TASK TO CARRY OUT. Extract every line below that contains the word "портала".

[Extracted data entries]
####

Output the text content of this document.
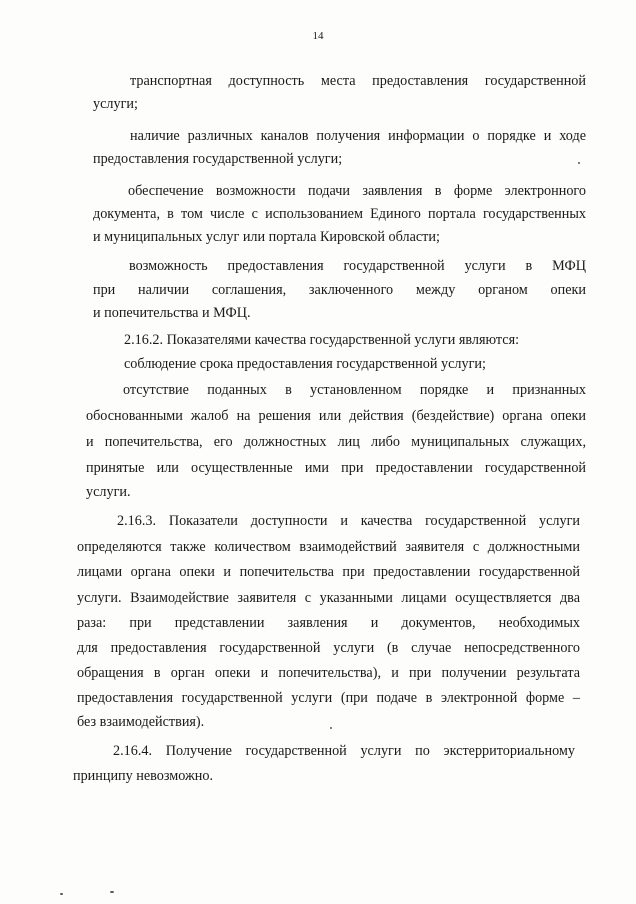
14
транспортная доступность места предоставления государственной
услуги;
наличие различных каналов получения информации о порядке и ходе
предоставления государственной услуги;
обеспечение возможности подачи заявления в форме электронного
документа, в том числе с использованием Единого портала государственных
и муниципальных услуг или портала Кировской области;
возможность предоставления государственной услуги в МФЦ
при наличии соглашения, заключенного между органом опеки
и попечительства и МФЦ.
2.16.2. Показателями качества государственной услуги являются:
соблюдение срока предоставления государственной услуги;
отсутствие поданных в установленном порядке и признанных
обоснованными жалоб на решения или действия (бездействие) органа опеки
и попечительства, его должностных лиц либо муниципальных служащих,
принятые или осуществленные ими при предоставлении государственной
услуги.
2.16.3. Показатели доступности и качества государственной услуги
определяются также количеством взаимодействий заявителя с должностными
лицами органа опеки и попечительства при предоставлении государственной
услуги. Взаимодействие заявителя с указанными лицами осуществляется два
раза: при представлении заявления и документов, необходимых
для предоставления государственной услуги (в случае непосредственного
обращения в орган опеки и попечительства), и при получении результата
предоставления государственной услуги (при подаче в электронной форме –
без взаимодействия).
2.16.4. Получение государственной услуги по экстерриториальному
принципу невозможно.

####

COMPLETE RESPONSE.
документа, в том числе с использованием Единого портала государственных
и муниципальных услуг или портала Кировской области;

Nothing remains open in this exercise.